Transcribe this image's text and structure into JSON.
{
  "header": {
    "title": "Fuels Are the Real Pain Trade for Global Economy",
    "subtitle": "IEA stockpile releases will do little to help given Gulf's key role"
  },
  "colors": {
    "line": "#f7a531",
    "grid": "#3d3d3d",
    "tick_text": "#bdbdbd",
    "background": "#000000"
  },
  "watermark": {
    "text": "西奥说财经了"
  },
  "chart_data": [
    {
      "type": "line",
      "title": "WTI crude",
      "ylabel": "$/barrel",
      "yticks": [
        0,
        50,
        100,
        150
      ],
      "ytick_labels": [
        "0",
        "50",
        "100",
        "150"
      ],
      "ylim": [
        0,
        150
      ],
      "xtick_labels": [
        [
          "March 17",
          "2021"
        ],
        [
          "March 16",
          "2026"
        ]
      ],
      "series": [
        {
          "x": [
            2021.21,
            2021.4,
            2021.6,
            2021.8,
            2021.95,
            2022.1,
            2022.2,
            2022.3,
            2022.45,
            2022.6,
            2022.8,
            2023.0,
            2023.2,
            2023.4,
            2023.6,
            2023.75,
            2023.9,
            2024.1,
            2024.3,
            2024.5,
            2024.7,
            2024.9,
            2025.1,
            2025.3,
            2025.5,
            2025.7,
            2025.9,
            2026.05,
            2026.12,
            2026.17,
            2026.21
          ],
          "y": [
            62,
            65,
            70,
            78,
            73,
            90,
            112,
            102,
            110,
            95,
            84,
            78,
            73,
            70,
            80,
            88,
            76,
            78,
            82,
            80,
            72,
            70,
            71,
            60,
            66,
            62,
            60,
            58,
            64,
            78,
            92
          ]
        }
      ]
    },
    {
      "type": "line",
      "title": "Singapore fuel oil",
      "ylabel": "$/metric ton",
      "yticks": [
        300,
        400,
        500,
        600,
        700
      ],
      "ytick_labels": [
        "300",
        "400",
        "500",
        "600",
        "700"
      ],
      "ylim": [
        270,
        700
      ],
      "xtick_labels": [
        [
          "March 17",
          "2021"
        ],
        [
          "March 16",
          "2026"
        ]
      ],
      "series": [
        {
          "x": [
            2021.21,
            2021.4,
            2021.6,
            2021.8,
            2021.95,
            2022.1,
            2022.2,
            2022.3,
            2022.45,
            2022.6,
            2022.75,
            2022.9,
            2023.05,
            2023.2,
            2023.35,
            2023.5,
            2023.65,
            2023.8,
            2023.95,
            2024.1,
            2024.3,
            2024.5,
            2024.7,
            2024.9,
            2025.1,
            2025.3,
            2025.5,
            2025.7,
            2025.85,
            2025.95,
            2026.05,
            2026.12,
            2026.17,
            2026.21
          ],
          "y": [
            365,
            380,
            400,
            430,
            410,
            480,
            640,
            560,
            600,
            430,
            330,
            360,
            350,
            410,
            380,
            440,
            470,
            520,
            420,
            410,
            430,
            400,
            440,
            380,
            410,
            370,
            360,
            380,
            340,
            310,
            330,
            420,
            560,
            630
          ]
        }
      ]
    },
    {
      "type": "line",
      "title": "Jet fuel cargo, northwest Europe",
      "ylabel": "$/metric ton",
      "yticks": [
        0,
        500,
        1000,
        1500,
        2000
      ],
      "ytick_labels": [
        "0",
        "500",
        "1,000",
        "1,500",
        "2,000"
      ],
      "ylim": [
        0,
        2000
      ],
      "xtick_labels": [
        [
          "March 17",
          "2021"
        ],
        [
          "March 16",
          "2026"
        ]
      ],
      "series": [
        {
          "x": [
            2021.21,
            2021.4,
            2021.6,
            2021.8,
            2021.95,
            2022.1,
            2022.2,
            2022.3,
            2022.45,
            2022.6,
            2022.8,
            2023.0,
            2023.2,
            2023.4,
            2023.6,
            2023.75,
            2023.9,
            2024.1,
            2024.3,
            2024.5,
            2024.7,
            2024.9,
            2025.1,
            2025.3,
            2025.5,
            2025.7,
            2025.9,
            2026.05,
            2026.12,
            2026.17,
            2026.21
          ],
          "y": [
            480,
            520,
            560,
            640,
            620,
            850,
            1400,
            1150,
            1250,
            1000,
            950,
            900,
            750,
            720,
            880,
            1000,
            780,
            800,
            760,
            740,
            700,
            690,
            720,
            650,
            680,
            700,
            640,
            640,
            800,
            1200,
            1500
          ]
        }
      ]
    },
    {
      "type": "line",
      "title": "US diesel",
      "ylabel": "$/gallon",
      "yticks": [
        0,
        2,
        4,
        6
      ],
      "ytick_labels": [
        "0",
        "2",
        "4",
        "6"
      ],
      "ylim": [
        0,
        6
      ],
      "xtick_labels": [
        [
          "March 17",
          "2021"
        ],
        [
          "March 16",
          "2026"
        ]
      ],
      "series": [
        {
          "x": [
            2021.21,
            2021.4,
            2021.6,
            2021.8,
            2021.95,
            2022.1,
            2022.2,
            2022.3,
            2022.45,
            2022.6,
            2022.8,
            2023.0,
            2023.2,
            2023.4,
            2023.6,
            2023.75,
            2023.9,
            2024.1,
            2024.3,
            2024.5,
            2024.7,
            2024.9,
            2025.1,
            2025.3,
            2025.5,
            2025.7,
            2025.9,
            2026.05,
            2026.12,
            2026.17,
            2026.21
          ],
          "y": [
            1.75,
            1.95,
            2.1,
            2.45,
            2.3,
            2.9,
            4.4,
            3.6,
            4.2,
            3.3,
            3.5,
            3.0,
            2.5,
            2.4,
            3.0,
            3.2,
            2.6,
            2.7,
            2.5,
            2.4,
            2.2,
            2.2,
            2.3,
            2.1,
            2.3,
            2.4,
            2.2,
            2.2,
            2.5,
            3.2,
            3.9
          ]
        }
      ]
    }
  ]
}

☆ ☆ ☆ ☆

[WORK TO DO]:
Repeat the data above, word for word.

[EXERCISE ANSWER]:
Transcribe this image's text and structure into JSON.
{
  "header": {
    "title": "Fuels Are the Real Pain Trade for Global Economy",
    "subtitle": "IEA stockpile releases will do little to help given Gulf's key role"
  },
  "colors": {
    "line": "#f7a531",
    "grid": "#3d3d3d",
    "tick_text": "#bdbdbd",
    "background": "#000000"
  },
  "watermark": {
    "text": "西奥说财经了"
  },
  "chart_data": [
    {
      "type": "line",
      "title": "WTI crude",
      "ylabel": "$/barrel",
      "yticks": [
        0,
        50,
        100,
        150
      ],
      "ytick_labels": [
        "0",
        "50",
        "100",
        "150"
      ],
      "ylim": [
        0,
        150
      ],
      "xtick_labels": [
        [
          "March 17",
          "2021"
        ],
        [
          "March 16",
          "2026"
        ]
      ],
      "series": [
        {
          "x": [
            2021.21,
            2021.4,
            2021.6,
            2021.8,
            2021.95,
            2022.1,
            2022.2,
            2022.3,
            2022.45,
            2022.6,
            2022.8,
            2023.0,
            2023.2,
            2023.4,
            2023.6,
            2023.75,
            2023.9,
            2024.1,
            2024.3,
            2024.5,
            2024.7,
            2024.9,
            2025.1,
            2025.3,
            2025.5,
            2025.7,
            2025.9,
            2026.05,
            2026.12,
            2026.17,
            2026.21
          ],
          "y": [
            62,
            65,
            70,
            78,
            73,
            90,
            112,
            102,
            110,
            95,
            84,
            78,
            73,
            70,
            80,
            88,
            76,
            78,
            82,
            80,
            72,
            70,
            71,
            60,
            66,
            62,
            60,
            58,
            64,
            78,
            92
          ]
        }
      ]
    },
    {
      "type": "line",
      "title": "Singapore fuel oil",
      "ylabel": "$/metric ton",
      "yticks": [
        300,
        400,
        500,
        600,
        700
      ],
      "ytick_labels": [
        "300",
        "400",
        "500",
        "600",
        "700"
      ],
      "ylim": [
        270,
        700
      ],
      "xtick_labels": [
        [
          "March 17",
          "2021"
        ],
        [
          "March 16",
          "2026"
        ]
      ],
      "series": [
        {
          "x": [
            2021.21,
            2021.4,
            2021.6,
            2021.8,
            2021.95,
            2022.1,
            2022.2,
            2022.3,
            2022.45,
            2022.6,
            2022.75,
            2022.9,
            2023.05,
            2023.2,
            2023.35,
            2023.5,
            2023.65,
            2023.8,
            2023.95,
            2024.1,
            2024.3,
            2024.5,
            2024.7,
            2024.9,
            2025.1,
            2025.3,
            2025.5,
            2025.7,
            2025.85,
            2025.95,
            2026.05,
            2026.12,
            2026.17,
            2026.21
          ],
          "y": [
            365,
            380,
            400,
            430,
            410,
            480,
            640,
            560,
            600,
            430,
            330,
            360,
            350,
            410,
            380,
            440,
            470,
            520,
            420,
            410,
            430,
            400,
            440,
            380,
            410,
            370,
            360,
            380,
            340,
            310,
            330,
            420,
            560,
            630
          ]
        }
      ]
    },
    {
      "type": "line",
      "title": "Jet fuel cargo, northwest Europe",
      "ylabel": "$/metric ton",
      "yticks": [
        0,
        500,
        1000,
        1500,
        2000
      ],
      "ytick_labels": [
        "0",
        "500",
        "1,000",
        "1,500",
        "2,000"
      ],
      "ylim": [
        0,
        2000
      ],
      "xtick_labels": [
        [
          "March 17",
          "2021"
        ],
        [
          "March 16",
          "2026"
        ]
      ],
      "series": [
        {
          "x": [
            2021.21,
            2021.4,
            2021.6,
            2021.8,
            2021.95,
            2022.1,
            2022.2,
            2022.3,
            2022.45,
            2022.6,
            2022.8,
            2023.0,
            2023.2,
            2023.4,
            2023.6,
            2023.75,
            2023.9,
            2024.1,
            2024.3,
            2024.5,
            2024.7,
            2024.9,
            2025.1,
            2025.3,
            2025.5,
            2025.7,
            2025.9,
            2026.05,
            2026.12,
            2026.17,
            2026.21
          ],
          "y": [
            480,
            520,
            560,
            640,
            620,
            850,
            1400,
            1150,
            1250,
            1000,
            950,
            900,
            750,
            720,
            880,
            1000,
            780,
            800,
            760,
            740,
            700,
            690,
            720,
            650,
            680,
            700,
            640,
            640,
            800,
            1200,
            1500
          ]
        }
      ]
    },
    {
      "type": "line",
      "title": "US diesel",
      "ylabel": "$/gallon",
      "yticks": [
        0,
        2,
        4,
        6
      ],
      "ytick_labels": [
        "0",
        "2",
        "4",
        "6"
      ],
      "ylim": [
        0,
        6
      ],
      "xtick_labels": [
        [
          "March 17",
          "2021"
        ],
        [
          "March 16",
          "2026"
        ]
      ],
      "series": [
        {
          "x": [
            2021.21,
            2021.4,
            2021.6,
            2021.8,
            2021.95,
            2022.1,
            2022.2,
            2022.3,
            2022.45,
            2022.6,
            2022.8,
            2023.0,
            2023.2,
            2023.4,
            2023.6,
            2023.75,
            2023.9,
            2024.1,
            2024.3,
            2024.5,
            2024.7,
            2024.9,
            2025.1,
            2025.3,
            2025.5,
            2025.7,
            2025.9,
            2026.05,
            2026.12,
            2026.17,
            2026.21
          ],
          "y": [
            1.75,
            1.95,
            2.1,
            2.45,
            2.3,
            2.9,
            4.4,
            3.6,
            4.2,
            3.3,
            3.5,
            3.0,
            2.5,
            2.4,
            3.0,
            3.2,
            2.6,
            2.7,
            2.5,
            2.4,
            2.2,
            2.2,
            2.3,
            2.1,
            2.3,
            2.4,
            2.2,
            2.2,
            2.5,
            3.2,
            3.9
          ]
        }
      ]
    }
  ]
}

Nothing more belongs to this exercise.